**CHALLENGE:** Select from the records below every line that has the word "this" in it.

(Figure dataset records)

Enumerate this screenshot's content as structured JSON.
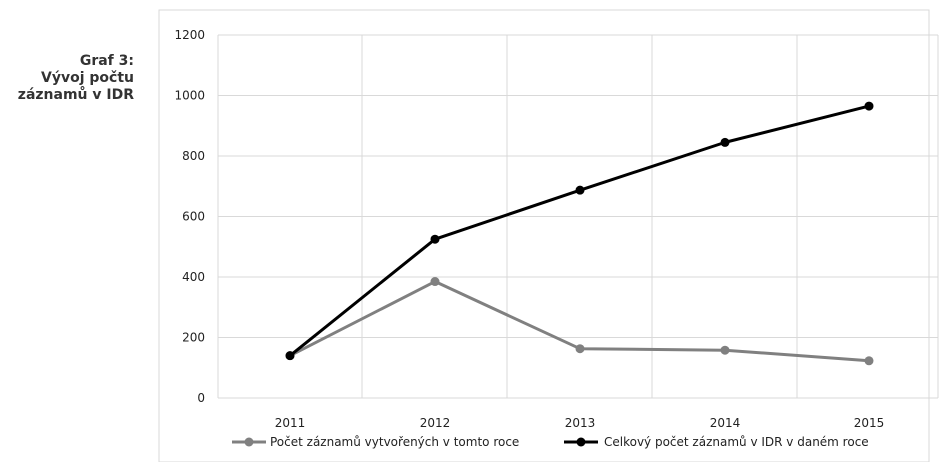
{
  "caption": {
    "line1": "Graf 3:",
    "line2": "Vývoj počtu",
    "line3": "záznamů v IDR"
  },
  "chart_data": {
    "type": "line",
    "categories": [
      "2011",
      "2012",
      "2013",
      "2014",
      "2015"
    ],
    "ylim": [
      0,
      1200
    ],
    "yticks": [
      0,
      200,
      400,
      600,
      800,
      1000,
      1200
    ],
    "grid": true,
    "legend": "bottom",
    "series": [
      {
        "name": "Počet záznamů vytvořených v tomto roce",
        "values": [
          140,
          385,
          163,
          158,
          123
        ],
        "color": "#808080"
      },
      {
        "name": "Celkový počet záznamů v IDR v daném roce",
        "values": [
          140,
          525,
          687,
          845,
          965
        ],
        "color": "#000000"
      }
    ]
  }
}
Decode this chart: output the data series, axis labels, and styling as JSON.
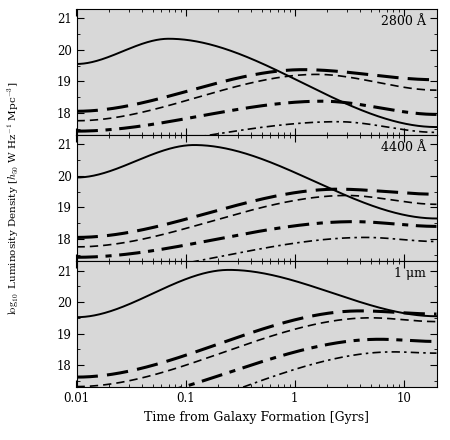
{
  "panels": [
    {
      "label": "2800 Å",
      "ylim": [
        17.3,
        21.3
      ],
      "yticks": [
        18,
        19,
        20,
        21
      ],
      "curves": [
        {
          "style": "solid",
          "lw": 1.4,
          "peak_x": 0.07,
          "start_y": 19.55,
          "peak_y": 20.35,
          "end_y": 17.55
        },
        {
          "style": "dashed_thick",
          "lw": 2.2,
          "peak_x": 1.2,
          "start_y": 18.05,
          "peak_y": 19.37,
          "end_y": 19.05
        },
        {
          "style": "dashed_thin",
          "lw": 1.2,
          "peak_x": 1.6,
          "start_y": 17.75,
          "peak_y": 19.22,
          "end_y": 18.72
        },
        {
          "style": "dashdot_thick",
          "lw": 2.2,
          "peak_x": 1.8,
          "start_y": 17.42,
          "peak_y": 18.37,
          "end_y": 17.95
        },
        {
          "style": "dashdot_thin",
          "lw": 1.2,
          "peak_x": 2.5,
          "start_y": 16.85,
          "peak_y": 17.72,
          "end_y": 17.38
        }
      ]
    },
    {
      "label": "4400 Å",
      "ylim": [
        17.3,
        21.3
      ],
      "yticks": [
        18,
        19,
        20,
        21
      ],
      "curves": [
        {
          "style": "solid",
          "lw": 1.4,
          "peak_x": 0.12,
          "start_y": 19.95,
          "peak_y": 20.98,
          "end_y": 18.65
        },
        {
          "style": "dashed_thick",
          "lw": 2.2,
          "peak_x": 2.5,
          "start_y": 18.05,
          "peak_y": 19.58,
          "end_y": 19.42
        },
        {
          "style": "dashed_thin",
          "lw": 1.2,
          "peak_x": 3.0,
          "start_y": 17.75,
          "peak_y": 19.38,
          "end_y": 19.1
        },
        {
          "style": "dashdot_thick",
          "lw": 2.2,
          "peak_x": 3.5,
          "start_y": 17.42,
          "peak_y": 18.55,
          "end_y": 18.4
        },
        {
          "style": "dashdot_thin",
          "lw": 1.2,
          "peak_x": 4.5,
          "start_y": 16.85,
          "peak_y": 18.05,
          "end_y": 17.92
        }
      ]
    },
    {
      "label": "1 μm",
      "ylim": [
        17.3,
        21.3
      ],
      "yticks": [
        18,
        19,
        20,
        21
      ],
      "curves": [
        {
          "style": "solid",
          "lw": 1.4,
          "peak_x": 0.25,
          "start_y": 19.52,
          "peak_y": 21.02,
          "end_y": 19.55
        },
        {
          "style": "dashed_thick",
          "lw": 2.2,
          "peak_x": 4.0,
          "start_y": 17.62,
          "peak_y": 19.72,
          "end_y": 19.62
        },
        {
          "style": "dashed_thin",
          "lw": 1.2,
          "peak_x": 5.0,
          "start_y": 17.32,
          "peak_y": 19.5,
          "end_y": 19.38
        },
        {
          "style": "dashdot_thick",
          "lw": 2.2,
          "peak_x": 6.0,
          "start_y": 16.7,
          "peak_y": 18.82,
          "end_y": 18.75
        },
        {
          "style": "dashdot_thin",
          "lw": 1.2,
          "peak_x": 8.0,
          "start_y": 16.0,
          "peak_y": 18.42,
          "end_y": 18.38
        }
      ]
    }
  ],
  "xlim": [
    0.01,
    20
  ],
  "xlabel": "Time from Galaxy Formation [Gyrs]",
  "ylabel": "$\\log_{10}$ Luminosity Density [$h_{50}$ W Hz$^{-1}$ Mpc$^{-3}$]",
  "bg_color": "white",
  "plot_bg_color": "#d8d8d8"
}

**EXERCISE OUTPUT:**
Enumerate this screenshot's content as structured JSON.
Decode this chart: output the data series, axis labels, and styling as JSON.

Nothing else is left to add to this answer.